Given task →
How many lines in the records below contain the word "title"? Answer with the number alone.

Extracted records →
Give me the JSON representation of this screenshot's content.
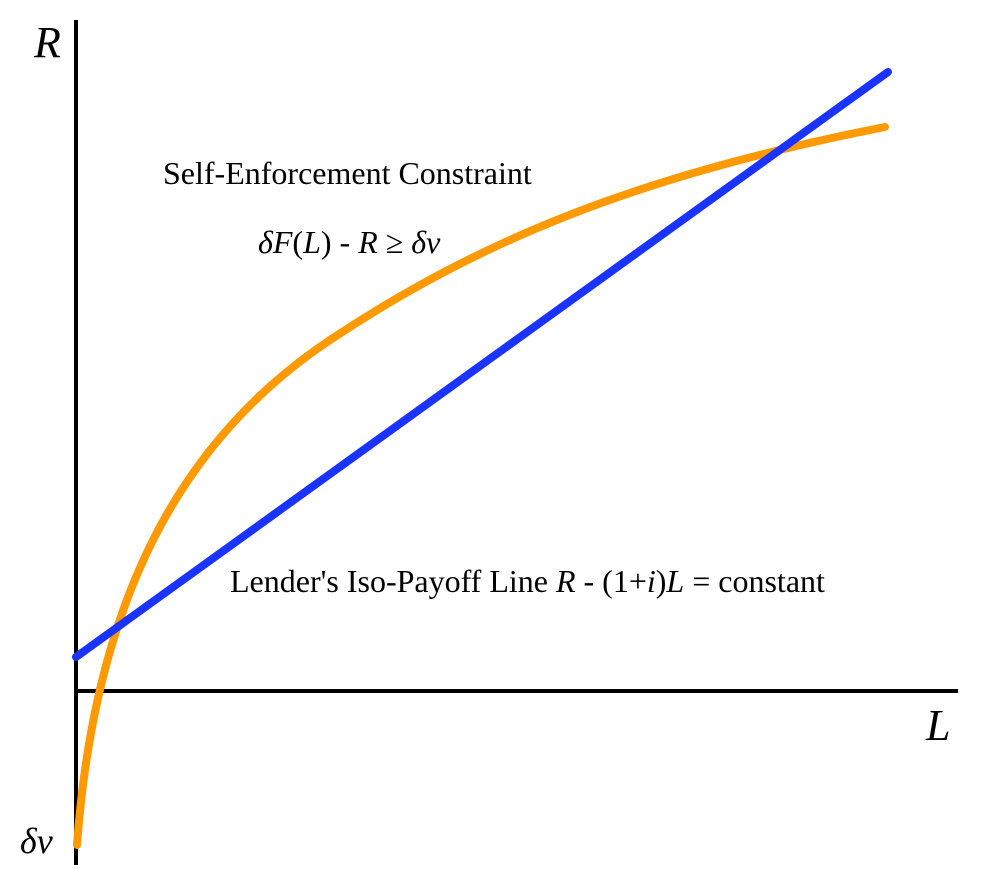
{
  "axes": {
    "y_label": "R",
    "x_label": "L",
    "origin_label_delta": "δ",
    "origin_label_v": "v"
  },
  "constraint": {
    "title": "Self-Enforcement Constraint",
    "eq_delta1": "δ",
    "eq_F": "F",
    "eq_paren_open": "(",
    "eq_L": "L",
    "eq_paren_close": ") - ",
    "eq_R": "R",
    "eq_geq": " ≥ ",
    "eq_delta2": "δ",
    "eq_v": "v",
    "color": "#FF9900"
  },
  "iso_payoff": {
    "prefix": "Lender's Iso-Payoff Line ",
    "R": "R",
    "minus": " - (1+",
    "i": "i",
    "close": ")",
    "L": "L",
    "suffix": " = constant",
    "color": "#1A33FF"
  }
}
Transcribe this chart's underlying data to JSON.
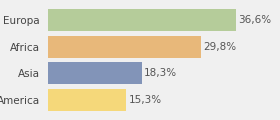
{
  "categories": [
    "Europa",
    "Africa",
    "Asia",
    "America"
  ],
  "values": [
    36.6,
    29.8,
    18.3,
    15.3
  ],
  "labels": [
    "36,6%",
    "29,8%",
    "18,3%",
    "15,3%"
  ],
  "colors": [
    "#b5cc9a",
    "#e8b87a",
    "#8294b8",
    "#f5d87a"
  ],
  "background_color": "#f0f0f0",
  "xlim": [
    0,
    44
  ],
  "bar_height": 0.82,
  "fontsize_cat": 7.5,
  "fontsize_val": 7.5
}
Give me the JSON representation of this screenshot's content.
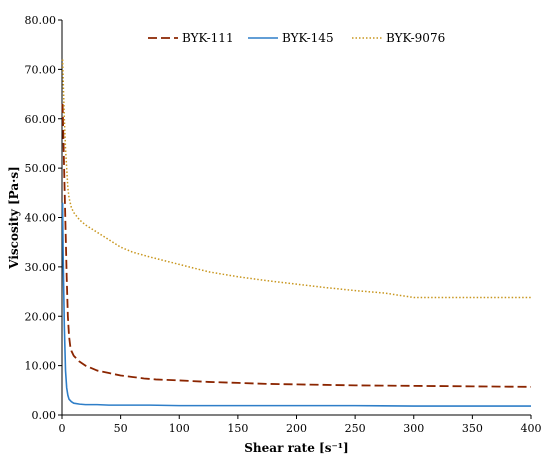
{
  "chart_data": {
    "type": "line",
    "title": "",
    "xlabel": "Shear rate [s⁻¹]",
    "ylabel": "Viscosity [Pa·s]",
    "xlim": [
      0,
      400
    ],
    "ylim": [
      0,
      80
    ],
    "xticks": [
      0,
      50,
      100,
      150,
      200,
      250,
      300,
      350,
      400
    ],
    "yticks": [
      0,
      10,
      20,
      30,
      40,
      50,
      60,
      70,
      80
    ],
    "xtick_labels": [
      "0",
      "50",
      "100",
      "150",
      "200",
      "250",
      "300",
      "350",
      "400"
    ],
    "ytick_labels": [
      "0.00",
      "10.00",
      "20.00",
      "30.00",
      "40.00",
      "50.00",
      "60.00",
      "70.00",
      "80.00"
    ],
    "grid": false,
    "legend_position": "top",
    "series": [
      {
        "name": "BYK-111",
        "color": "#8B2500",
        "dash": "dashed",
        "x": [
          0.5,
          1,
          2,
          3,
          4,
          5,
          6,
          7,
          8,
          10,
          12,
          15,
          20,
          25,
          30,
          40,
          50,
          60,
          70,
          80,
          100,
          125,
          150,
          175,
          200,
          250,
          300,
          350,
          400
        ],
        "y": [
          63,
          58,
          48,
          38,
          28,
          20,
          16,
          14,
          13,
          12,
          11.5,
          10.8,
          10.0,
          9.5,
          9.0,
          8.5,
          8.0,
          7.7,
          7.4,
          7.2,
          7.0,
          6.7,
          6.5,
          6.3,
          6.2,
          6.0,
          5.9,
          5.8,
          5.7
        ]
      },
      {
        "name": "BYK-145",
        "color": "#2E7EC8",
        "dash": "solid",
        "x": [
          0.5,
          1,
          2,
          3,
          4,
          5,
          6,
          8,
          10,
          15,
          20,
          30,
          40,
          50,
          75,
          100,
          150,
          200,
          250,
          300,
          350,
          400
        ],
        "y": [
          43,
          32,
          18,
          9,
          5.5,
          4,
          3.2,
          2.7,
          2.4,
          2.2,
          2.1,
          2.1,
          2.0,
          2.0,
          2.0,
          1.9,
          1.9,
          1.9,
          1.9,
          1.8,
          1.8,
          1.8
        ]
      },
      {
        "name": "BYK-9076",
        "color": "#C8961E",
        "dash": "dotted",
        "x": [
          0.5,
          1,
          2,
          3,
          4,
          5,
          6,
          8,
          10,
          15,
          20,
          30,
          40,
          50,
          60,
          75,
          100,
          125,
          150,
          175,
          200,
          225,
          250,
          275,
          300,
          325,
          350,
          375,
          400
        ],
        "y": [
          72,
          68,
          60,
          54,
          50,
          46,
          44,
          42,
          41,
          39.5,
          38.5,
          37,
          35.5,
          34,
          33,
          32,
          30.5,
          29,
          28,
          27.2,
          26.5,
          25.8,
          25.2,
          24.7,
          23.8,
          23.8,
          23.8,
          23.8,
          23.8
        ]
      }
    ]
  }
}
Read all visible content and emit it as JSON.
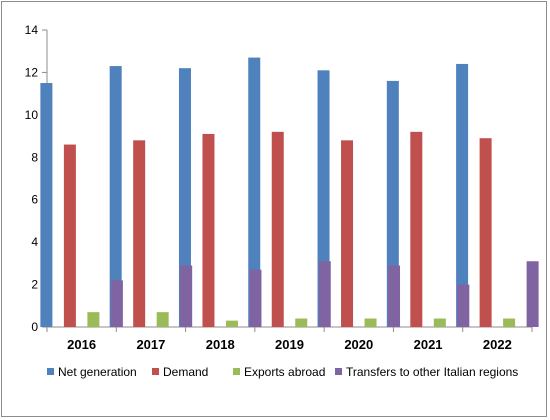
{
  "chart_data": {
    "type": "bar",
    "categories": [
      "2016",
      "2017",
      "2018",
      "2019",
      "2020",
      "2021",
      "2022"
    ],
    "series": [
      {
        "name": "Net generation",
        "color": "#4f81bd",
        "values": [
          11.5,
          12.3,
          12.2,
          12.7,
          12.1,
          11.6,
          12.4
        ]
      },
      {
        "name": "Demand",
        "color": "#c0504d",
        "values": [
          8.6,
          8.8,
          9.1,
          9.2,
          8.8,
          9.2,
          8.9
        ]
      },
      {
        "name": "Exports abroad",
        "color": "#9bbb59",
        "values": [
          0.7,
          0.7,
          0.3,
          0.4,
          0.4,
          0.4,
          0.4
        ]
      },
      {
        "name": "Transfers to other Italian regions",
        "color": "#8064a2",
        "values": [
          2.2,
          2.9,
          2.7,
          3.1,
          2.9,
          2.0,
          3.1
        ]
      }
    ],
    "yticks": [
      "0",
      "2",
      "4",
      "6",
      "8",
      "10",
      "12",
      "14"
    ],
    "ylim": [
      0,
      14
    ],
    "grid": false,
    "legend": "bottom"
  }
}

Result of the exercise →
2